Extracted records
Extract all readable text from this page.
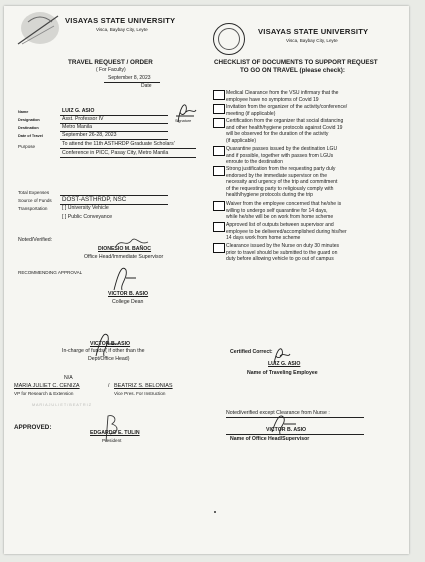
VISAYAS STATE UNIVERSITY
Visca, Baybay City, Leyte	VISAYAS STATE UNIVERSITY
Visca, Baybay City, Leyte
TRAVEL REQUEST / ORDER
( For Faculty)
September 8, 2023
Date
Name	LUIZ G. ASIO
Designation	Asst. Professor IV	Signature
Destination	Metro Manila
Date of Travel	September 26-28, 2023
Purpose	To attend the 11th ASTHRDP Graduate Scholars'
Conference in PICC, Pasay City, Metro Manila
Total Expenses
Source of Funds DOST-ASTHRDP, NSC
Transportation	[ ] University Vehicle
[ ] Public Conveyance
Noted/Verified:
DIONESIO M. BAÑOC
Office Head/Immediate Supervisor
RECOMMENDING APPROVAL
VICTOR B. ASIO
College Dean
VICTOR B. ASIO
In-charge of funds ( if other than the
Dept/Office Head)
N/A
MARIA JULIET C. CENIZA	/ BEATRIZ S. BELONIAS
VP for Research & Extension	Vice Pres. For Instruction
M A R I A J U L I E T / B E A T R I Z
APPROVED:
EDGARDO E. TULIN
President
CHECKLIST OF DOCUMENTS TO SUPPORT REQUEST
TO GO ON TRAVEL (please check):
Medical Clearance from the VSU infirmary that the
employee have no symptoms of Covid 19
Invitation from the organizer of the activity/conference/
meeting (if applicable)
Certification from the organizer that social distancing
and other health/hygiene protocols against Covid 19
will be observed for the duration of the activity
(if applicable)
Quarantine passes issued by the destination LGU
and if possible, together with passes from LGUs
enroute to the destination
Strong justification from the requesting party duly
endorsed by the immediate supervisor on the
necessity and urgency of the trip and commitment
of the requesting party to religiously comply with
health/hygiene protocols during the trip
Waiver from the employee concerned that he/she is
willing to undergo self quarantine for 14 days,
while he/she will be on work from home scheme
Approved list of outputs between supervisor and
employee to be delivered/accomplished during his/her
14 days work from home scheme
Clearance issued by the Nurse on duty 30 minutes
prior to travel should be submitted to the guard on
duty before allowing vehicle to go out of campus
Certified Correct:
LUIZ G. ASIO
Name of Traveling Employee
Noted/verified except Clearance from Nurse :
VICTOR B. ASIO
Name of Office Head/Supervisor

Task to carry out |
In the records shown above, how many lines include the word "that"? Answer with the number only.

Task result |
3